#### Requirements
Repeat the records word for word, excluding any picture.

#### Given information
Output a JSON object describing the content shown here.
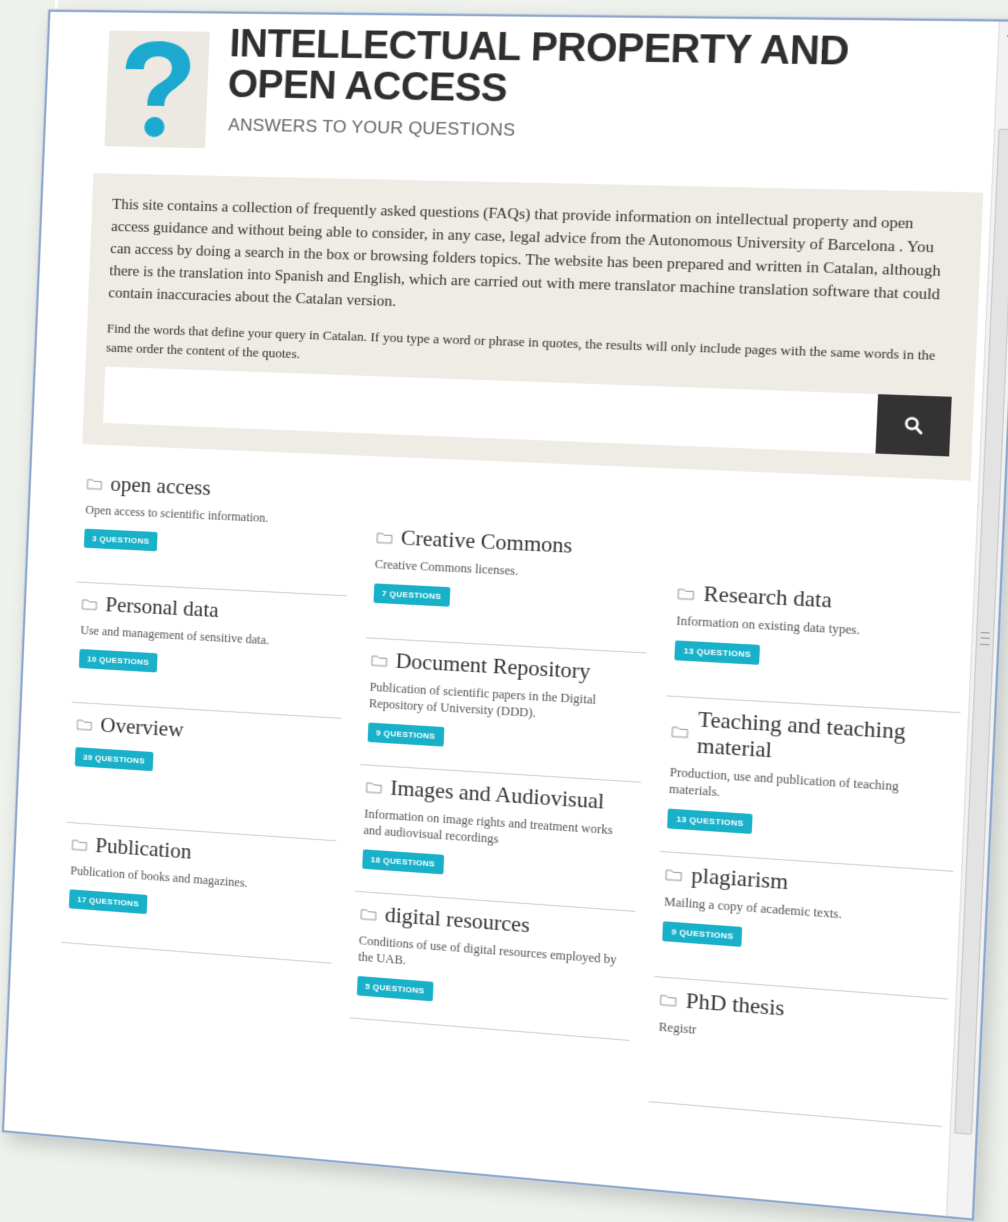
{
  "header": {
    "title": "INTELLECTUAL PROPERTY AND OPEN ACCESS",
    "subtitle": "ANSWERS TO YOUR QUESTIONS"
  },
  "intro": {
    "paragraph": "This site contains a collection of frequently asked questions (FAQs) that provide information on intellectual property and open access guidance and without being able to consider, in any case, legal advice from the Autonomous University of Barcelona . You can access by doing a search in the box or browsing folders topics. The website has been prepared and written in Catalan, although there is the translation into Spanish and English, which are carried out with mere translator machine translation software that could contain inaccuracies about the Catalan version.",
    "search_help": "Find the words that define your query in Catalan. If you type a word or phrase in quotes, the results will only include pages with the same words in the same order the content of the quotes."
  },
  "search": {
    "placeholder": "",
    "button_icon": "search-icon"
  },
  "categories": [
    {
      "title": "open access",
      "desc": "Open access to scientific information.",
      "count": "3 QUESTIONS"
    },
    {
      "title": "Creative Commons",
      "desc": "Creative Commons licenses.",
      "count": "7 QUESTIONS"
    },
    {
      "title": "Research data",
      "desc": "Information on existing data types.",
      "count": "13 QUESTIONS"
    },
    {
      "title": "Personal data",
      "desc": "Use and management of sensitive data.",
      "count": "10 QUESTIONS"
    },
    {
      "title": "Document Repository",
      "desc": "Publication of scientific papers in the Digital Repository of University (DDD).",
      "count": "9 QUESTIONS"
    },
    {
      "title": "Teaching and teaching material",
      "desc": "Production, use and publication of teaching materials.",
      "count": "13 QUESTIONS"
    },
    {
      "title": "Overview",
      "desc": "",
      "count": "39 QUESTIONS"
    },
    {
      "title": "Images and Audiovisual",
      "desc": "Information on image rights and treatment works and audiovisual recordings",
      "count": "18 QUESTIONS"
    },
    {
      "title": "plagiarism",
      "desc": "Mailing a copy of academic texts.",
      "count": "9 QUESTIONS"
    },
    {
      "title": "Publication",
      "desc": "Publication of books and magazines.",
      "count": "17 QUESTIONS"
    },
    {
      "title": "digital resources",
      "desc": "Conditions of use of digital resources employed by the UAB.",
      "count": "5 QUESTIONS"
    },
    {
      "title": "PhD thesis",
      "desc": "Registr",
      "count": ""
    }
  ],
  "colors": {
    "badge": "#19b0c9",
    "logo_question_mark": "#1ba9d0",
    "search_button": "#333333"
  }
}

#### The response
Output a JSON object describing the content shown here.
{
  "header": {
    "title": "INTELLECTUAL PROPERTY AND OPEN ACCESS",
    "subtitle": "ANSWERS TO YOUR QUESTIONS"
  },
  "intro": {
    "paragraph": "This site contains a collection of frequently asked questions (FAQs) that provide information on intellectual property and open access guidance and without being able to consider, in any case, legal advice from the Autonomous University of Barcelona . You can access by doing a search in the box or browsing folders topics. The website has been prepared and written in Catalan, although there is the translation into Spanish and English, which are carried out with mere translator machine translation software that could contain inaccuracies about the Catalan version.",
    "search_help": "Find the words that define your query in Catalan. If you type a word or phrase in quotes, the results will only include pages with the same words in the same order the content of the quotes."
  },
  "search": {
    "placeholder": "",
    "button_icon": "search-icon"
  },
  "categories": [
    {
      "title": "open access",
      "desc": "Open access to scientific information.",
      "count": "3 QUESTIONS"
    },
    {
      "title": "Creative Commons",
      "desc": "Creative Commons licenses.",
      "count": "7 QUESTIONS"
    },
    {
      "title": "Research data",
      "desc": "Information on existing data types.",
      "count": "13 QUESTIONS"
    },
    {
      "title": "Personal data",
      "desc": "Use and management of sensitive data.",
      "count": "10 QUESTIONS"
    },
    {
      "title": "Document Repository",
      "desc": "Publication of scientific papers in the Digital Repository of University (DDD).",
      "count": "9 QUESTIONS"
    },
    {
      "title": "Teaching and teaching material",
      "desc": "Production, use and publication of teaching materials.",
      "count": "13 QUESTIONS"
    },
    {
      "title": "Overview",
      "desc": "",
      "count": "39 QUESTIONS"
    },
    {
      "title": "Images and Audiovisual",
      "desc": "Information on image rights and treatment works and audiovisual recordings",
      "count": "18 QUESTIONS"
    },
    {
      "title": "plagiarism",
      "desc": "Mailing a copy of academic texts.",
      "count": "9 QUESTIONS"
    },
    {
      "title": "Publication",
      "desc": "Publication of books and magazines.",
      "count": "17 QUESTIONS"
    },
    {
      "title": "digital resources",
      "desc": "Conditions of use of digital resources employed by the UAB.",
      "count": "5 QUESTIONS"
    },
    {
      "title": "PhD thesis",
      "desc": "Registr",
      "count": ""
    }
  ],
  "colors": {
    "badge": "#19b0c9",
    "logo_question_mark": "#1ba9d0",
    "search_button": "#333333"
  }
}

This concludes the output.